# [Task brief]
Set down every entry word for word. Omit the pictures.

Structured figure records:
====================

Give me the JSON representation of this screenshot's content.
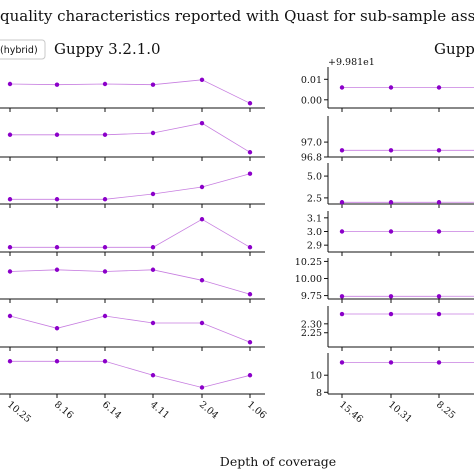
{
  "chart_data": {
    "type": "line",
    "title": "quality characteristics reported with Quast for sub-sample assem",
    "xlabel": "Depth of coverage",
    "legend": {
      "label": "(hybrid)",
      "placement": "top-left"
    },
    "colors": {
      "line": "#c77ee0",
      "marker": "#8b00c9",
      "axis": "#111111",
      "background": "#ffffff"
    },
    "panels": [
      {
        "title": "Guppy 3.2.1.0",
        "x_ticks": [
          "10.25",
          "8.16",
          "6.14",
          "4.11",
          "2.04",
          "1.06"
        ],
        "rows": [
          {
            "values": [
              0.6,
              0.58,
              0.6,
              0.58,
              0.72,
              0.05
            ],
            "y_ticks": []
          },
          {
            "values": [
              0.55,
              0.55,
              0.55,
              0.6,
              0.88,
              0.05
            ],
            "y_ticks": []
          },
          {
            "values": [
              0.05,
              0.05,
              0.05,
              0.2,
              0.4,
              0.78
            ],
            "y_ticks": []
          },
          {
            "values": [
              0.05,
              0.05,
              0.05,
              0.05,
              0.85,
              0.05
            ],
            "y_ticks": []
          },
          {
            "values": [
              0.7,
              0.75,
              0.7,
              0.75,
              0.45,
              0.05
            ],
            "y_ticks": []
          },
          {
            "values": [
              0.8,
              0.45,
              0.8,
              0.6,
              0.6,
              0.05
            ],
            "y_ticks": []
          },
          {
            "values": [
              0.85,
              0.85,
              0.85,
              0.45,
              0.1,
              0.45
            ],
            "y_ticks": []
          }
        ]
      },
      {
        "title": "Gupp",
        "x_ticks": [
          "15.46",
          "10.31",
          "8.25"
        ],
        "rows": [
          {
            "offset": "+9.981e1",
            "ylim": [
              -0.004,
              0.016
            ],
            "values": [
              0.006,
              0.006,
              0.006
            ],
            "y_ticks": [
              {
                "v": 0.01,
                "label": "0.01"
              },
              {
                "v": 0.0,
                "label": "0.00"
              }
            ]
          },
          {
            "ylim": [
              96.8,
              97.35
            ],
            "values": [
              96.89,
              96.89,
              96.89
            ],
            "y_ticks": [
              {
                "v": 97.0,
                "label": "97.0"
              },
              {
                "v": 96.8,
                "label": "96.8"
              }
            ]
          },
          {
            "ylim": [
              1.8,
              6.5
            ],
            "values": [
              2.0,
              2.0,
              2.0
            ],
            "y_ticks": [
              {
                "v": 5.0,
                "label": "5.0"
              },
              {
                "v": 2.5,
                "label": "2.5"
              }
            ]
          },
          {
            "ylim": [
              2.85,
              3.15
            ],
            "values": [
              3.0,
              3.0,
              3.0
            ],
            "y_ticks": [
              {
                "v": 3.1,
                "label": "3.1"
              },
              {
                "v": 3.0,
                "label": "3.0"
              },
              {
                "v": 2.9,
                "label": "2.9"
              }
            ]
          },
          {
            "ylim": [
              9.7,
              10.3
            ],
            "values": [
              9.74,
              9.74,
              9.74
            ],
            "y_ticks": [
              {
                "v": 10.25,
                "label": "10.25"
              },
              {
                "v": 10.0,
                "label": "10.00"
              },
              {
                "v": 9.75,
                "label": "9.75"
              }
            ]
          },
          {
            "ylim": [
              2.17,
              2.4
            ],
            "values": [
              2.355,
              2.355,
              2.355
            ],
            "y_ticks": [
              {
                "v": 2.3,
                "label": "2.30"
              },
              {
                "v": 2.25,
                "label": "2.25"
              }
            ]
          },
          {
            "ylim": [
              7.8,
              12.6
            ],
            "values": [
              11.5,
              11.5,
              11.5
            ],
            "y_ticks": [
              {
                "v": 10,
                "label": "10"
              },
              {
                "v": 8,
                "label": "8"
              }
            ]
          }
        ]
      }
    ]
  }
}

====================

# [Result of this task]
Give me the JSON representation of this screenshot's content.
{
  "chart_data": {
    "type": "line",
    "title": "quality characteristics reported with Quast for sub-sample assem",
    "xlabel": "Depth of coverage",
    "legend": {
      "label": "(hybrid)",
      "placement": "top-left"
    },
    "colors": {
      "line": "#c77ee0",
      "marker": "#8b00c9",
      "axis": "#111111",
      "background": "#ffffff"
    },
    "panels": [
      {
        "title": "Guppy 3.2.1.0",
        "x_ticks": [
          "10.25",
          "8.16",
          "6.14",
          "4.11",
          "2.04",
          "1.06"
        ],
        "rows": [
          {
            "values": [
              0.6,
              0.58,
              0.6,
              0.58,
              0.72,
              0.05
            ],
            "y_ticks": []
          },
          {
            "values": [
              0.55,
              0.55,
              0.55,
              0.6,
              0.88,
              0.05
            ],
            "y_ticks": []
          },
          {
            "values": [
              0.05,
              0.05,
              0.05,
              0.2,
              0.4,
              0.78
            ],
            "y_ticks": []
          },
          {
            "values": [
              0.05,
              0.05,
              0.05,
              0.05,
              0.85,
              0.05
            ],
            "y_ticks": []
          },
          {
            "values": [
              0.7,
              0.75,
              0.7,
              0.75,
              0.45,
              0.05
            ],
            "y_ticks": []
          },
          {
            "values": [
              0.8,
              0.45,
              0.8,
              0.6,
              0.6,
              0.05
            ],
            "y_ticks": []
          },
          {
            "values": [
              0.85,
              0.85,
              0.85,
              0.45,
              0.1,
              0.45
            ],
            "y_ticks": []
          }
        ]
      },
      {
        "title": "Gupp",
        "x_ticks": [
          "15.46",
          "10.31",
          "8.25"
        ],
        "rows": [
          {
            "offset": "+9.981e1",
            "ylim": [
              -0.004,
              0.016
            ],
            "values": [
              0.006,
              0.006,
              0.006
            ],
            "y_ticks": [
              {
                "v": 0.01,
                "label": "0.01"
              },
              {
                "v": 0.0,
                "label": "0.00"
              }
            ]
          },
          {
            "ylim": [
              96.8,
              97.35
            ],
            "values": [
              96.89,
              96.89,
              96.89
            ],
            "y_ticks": [
              {
                "v": 97.0,
                "label": "97.0"
              },
              {
                "v": 96.8,
                "label": "96.8"
              }
            ]
          },
          {
            "ylim": [
              1.8,
              6.5
            ],
            "values": [
              2.0,
              2.0,
              2.0
            ],
            "y_ticks": [
              {
                "v": 5.0,
                "label": "5.0"
              },
              {
                "v": 2.5,
                "label": "2.5"
              }
            ]
          },
          {
            "ylim": [
              2.85,
              3.15
            ],
            "values": [
              3.0,
              3.0,
              3.0
            ],
            "y_ticks": [
              {
                "v": 3.1,
                "label": "3.1"
              },
              {
                "v": 3.0,
                "label": "3.0"
              },
              {
                "v": 2.9,
                "label": "2.9"
              }
            ]
          },
          {
            "ylim": [
              9.7,
              10.3
            ],
            "values": [
              9.74,
              9.74,
              9.74
            ],
            "y_ticks": [
              {
                "v": 10.25,
                "label": "10.25"
              },
              {
                "v": 10.0,
                "label": "10.00"
              },
              {
                "v": 9.75,
                "label": "9.75"
              }
            ]
          },
          {
            "ylim": [
              2.17,
              2.4
            ],
            "values": [
              2.355,
              2.355,
              2.355
            ],
            "y_ticks": [
              {
                "v": 2.3,
                "label": "2.30"
              },
              {
                "v": 2.25,
                "label": "2.25"
              }
            ]
          },
          {
            "ylim": [
              7.8,
              12.6
            ],
            "values": [
              11.5,
              11.5,
              11.5
            ],
            "y_ticks": [
              {
                "v": 10,
                "label": "10"
              },
              {
                "v": 8,
                "label": "8"
              }
            ]
          }
        ]
      }
    ]
  }
}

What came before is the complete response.